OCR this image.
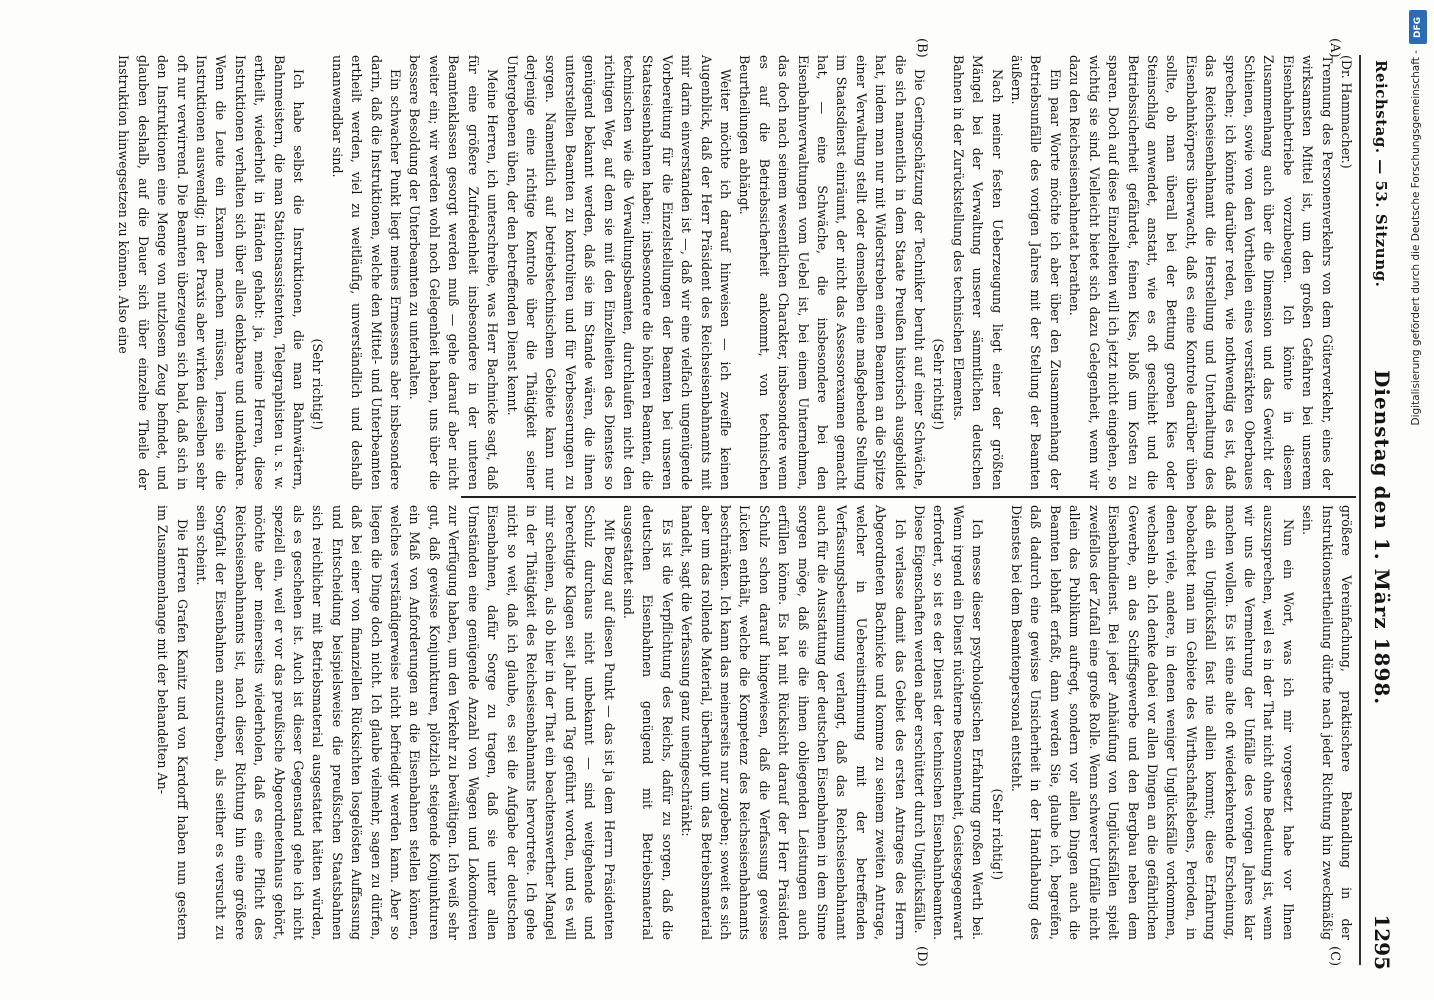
Reichstag. — 53. Sitzung.
Dienstag den 1. März 1898.
1295
(A)
(B)
(C)
(D)

(Dr. Hammacher.)

Trennung des Personenverkehrs von dem Güterverkehr, eines der wirksamsten Mittel ist, um den großen Gefahren bei unserem Eisenbahnbetriebe vorzubeugen. Ich könnte in diesem Zusammenhang auch über die Dimension und das Gewicht der Schienen, sowie von den Vortheilen eines verstärkten Oberbaues sprechen; ich könnte darüber reden, wie nothwendig es ist, daß das Reichseisenbahnamt die Herstellung und Unterhaltung des Eisenbahnkörpers überwacht, daß es eine Kontrole darüber üben sollte, ob man überall bei der Bettung groben Kies oder Steinschlag anwendet, anstatt, wie es oft geschieht und die Betriebssicherheit gefährdet, feinen Kies, bloß um Kosten zu sparen. Doch auf diese Einzelheiten will ich jetzt nicht eingehen, so wichtig sie sind. Vielleicht bietet sich dazu Gelegenheit, wenn wir dazu den Reichseisenbahnetat berathen.

Ein paar Worte möchte ich aber über den Zusammenhang der Betriebsunfälle des vorigen Jahres mit der Stellung der Beamten äußern.

Nach meiner festen Ueberzeugung liegt einer der größten Mängel bei der Verwaltung unserer sämmtlichen deutschen Bahnen in der Zurückstellung des technischen Elements.

(Sehr richtig!)

Die Geringschätzung der Techniker beruht auf einer Schwäche, die sich namentlich in dem Staate Preußen historisch ausgebildet hat, indem man nur mit Widerstreben einen Beamten an die Spitze einer Verwaltung stellt oder demselben eine maßgebende Stellung im Staatsdienst einräumt, der nicht das Assessorexamen gemacht hat, — eine Schwäche, die insbesondere bei den Eisenbahnverwaltungen vom Uebel ist, bei einem Unternehmen, das doch nach seinem wesentlichen Charakter, insbesondere wenn es auf die Betriebssicherheit ankommt, von technischen Beurtheilungen abhängt.

Weiter möchte ich darauf hinweisen — ich zweifle keinen Augenblick, daß der Herr Präsident des Reichseisenbahnamts mit mir darin einverstanden ist —, daß wir eine vielfach ungenügende Vorbereitung für die Einzelstellungen der Beamten bei unseren Staatseisenbahnen haben; insbesondere die höheren Beamten, die technischen wie die Verwaltungsbeamten, durchlaufen nicht den richtigen Weg, auf dem sie mit den Einzelheiten des Dienstes so genügend bekannt werden, daß sie im Stande wären, die ihnen unterstellten Beamten zu kontroliren und für Verbesserungen zu sorgen. Namentlich auf betriebstechnischem Gebiete kann nur derjenige eine richtige Kontrole über die Thätigkeit seiner Untergebenen üben, der den betreffenden Dienst kennt.

Meine Herren, ich unterschreibe, was Herr Bachnicke sagt, daß für eine größere Zufriedenheit insbesondere in der unteren Beamtenklassen gesorgt werden muß — gehe darauf aber nicht weiter ein; wir werden wohl noch Gelegenheit haben, uns über die bessere Besoldung der Unterbeamten zu unterhalten.

Ein schwacher Punkt liegt meines Ermessens aber insbesondere darin, daß die Instruktionen, welche den Mittel- und Unterbeamten ertheilt werden, viel zu weitläufig, unverständlich und deshalb unanwendbar sind.

(Sehr richtig!)

Ich habe selbst die Instruktionen, die man Bahnwärtern, Bahnmeistern, die man Stationsassistenten, Telegraphisten u. s. w. ertheilt, wiederholt in Händen gehabt: ja, meine Herren, diese Instruktionen verhalten sich über alles denkbare und undenkbare. Wenn die Leute ein Examen machen müssen, lernen sie die Instruktionen auswendig; in der Praxis aber wirken dieselben sehr oft nur verwirrend. Die Beamten überzeugen sich bald, daß sich in den Instruktionen eine Menge von nutzlosem Zeug befindet, und glauben deshalb, auf die Dauer sich über einzelne Theile der Instruktion hinwegsetzen zu können. Also eine

größere Vereinfachung, praktischere Behandlung in der Instruktionsertheilung dürfte nach jeder Richtung hin zweckmäßig sein.

Nun ein Wort, was ich mir vorgesetzt habe vor Ihnen auszusprechen, weil es in der That nicht ohne Bedeutung ist, wenn wir uns die Vermehrung der Unfälle des vorigen Jahres klar machen wollen. Es ist eine alte oft wiederkehrende Erscheinung, daß ein Unglücksfall fast nie allein kommt; diese Erfahrung beobachtet man im Gebiete des Wirthschaftslebens, Perioden, in denen viele, andere, in denen weniger Unglücksfälle vorkommen, wechseln ab. Ich denke dabei vor allen Dingen an die gefährlichen Gewerbe, an das Schiffsgewerbe und den Bergbau neben dem Eisenbahndienst. Bei jeder Anhäufung von Unglücksfällen spielt zweifellos der Zufall eine große Rolle. Wenn schwerer Unfälle nicht allein das Publikum aufregt, sondern vor allen Dingen auch die Beamten lebhaft erfaßt, dann werden Sie, glaube ich, begreifen, daß dadurch eine gewisse Unsicherheit in der Handhabung des Dienstes bei dem Beamtenpersonal entsteht.

(Sehr richtig!)

Ich messe dieser psychologischen Erfahrung großen Werth bei. Wenn irgend ein Dienst nüchterne Besonnenheit, Geistesgegenwart erfordert, so ist es der Dienst der technischen Eisenbahnbeamten. Diese Eigenschaften werden aber erschüttert durch Unglücksfälle.

Ich verlasse damit das Gebiet des ersten Antrages des Herrn Abgeordneten Bachnicke und komme zu seinem zweiten Antrage, welcher in Uebereinstimmung mit der betreffenden Verfassungsbestimmung verlangt, daß das Reichseisenbahnamt auch für die Ausstattung der deutschen Eisenbahnen in dem Sinne sorgen möge, daß sie die ihnen obliegenden Leistungen auch erfüllen könne. Es hat mit Rücksicht darauf der Herr Präsident Schulz schon darauf hingewiesen, daß die Verfassung gewisse Lücken enthält, welche die Kompetenz des Reichseisenbahnamts beschränken. Ich kann das meinerseits nur zugeben; soweit es sich aber um das rollende Material, überhaupt um das Betriebsmaterial handelt, sagt die Verfassung ganz uneingeschränkt:

Es ist die Verpflichtung des Reichs, dafür zu sorgen, daß die deutschen Eisenbahnen genügend mit Betriebsmaterial ausgestattet sind.

Mit Bezug auf diesen Punkt — das ist ja dem Herrn Präsidenten Schulz durchaus nicht unbekannt — sind weitgehende und berechtigte Klagen seit Jahr und Tag geführt worden, und es will mir scheinen, als ob hier in der That ein beachtenswerther Mangel in der Thätigkeit des Reichseisenbahnamts hervortrete. Ich gehe nicht so weit, daß ich glaube, es sei die Aufgabe der deutschen Eisenbahnen, dafür Sorge zu tragen, daß sie unter allen Umständen eine genügende Anzahl von Wagen und Lokomotiven zur Verfügung haben, um den Verkehr zu bewältigen. Ich weiß sehr gut, daß gewisse Konjunkturen, plötzlich steigende Konjunkturen ein Maß von Anforderungen an die Eisenbahnen stellen können, welches verständigerweise nicht befriedigt werden kann. Aber so liegen die Dinge doch nicht. Ich glaube vielmehr, sagen zu dürfen, daß bei einer von finanziellen Rücksichten losgelösten Auffassung und Entscheidung beispielsweise die preußischen Staatsbahnen sich reichlicher mit Betriebsmaterial ausgestattet hätten würden, als es geschehen ist. Auch ist dieser Gegenstand gehe ich nicht speziell ein, weil er vor das preußische Abgeordnetenhaus gehört, möchte aber meinerseits wiederholen, daß es eine Pflicht des Reichseisenbahnamts ist, nach dieser Richtung hin eine größere Sorgfalt der Eisenbahnen anzustreben, als seither es versucht zu sein scheint.

Die Herren Grafen Kanitz und von Kardorff haben nun gestern im Zusammenhange mit der behandelten An-

DFG
Digitalisierung gefördert durch die Deutsche Forschungsgemeinschaft -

**Aim of the exercise**:
Return all lines with the word "Unterbeamten" in them.

**Task result**:
Meine Herren, ich unterschreibe, was Herr Bachnicke sagt, daß für eine größere Zufriedenheit insbesondere in der unteren Beamtenklassen gesorgt werden muß — gehe darauf aber nicht weiter ein; wir werden wohl noch Gelegenheit haben, uns über die bessere Besoldung der Unterbeamten zu unterhalten.
Ein schwacher Punkt liegt meines Ermessens aber insbesondere darin, daß die Instruktionen, welche den Mittel- und Unterbeamten ertheilt werden, viel zu weitläufig, unverständlich und deshalb unanwendbar sind.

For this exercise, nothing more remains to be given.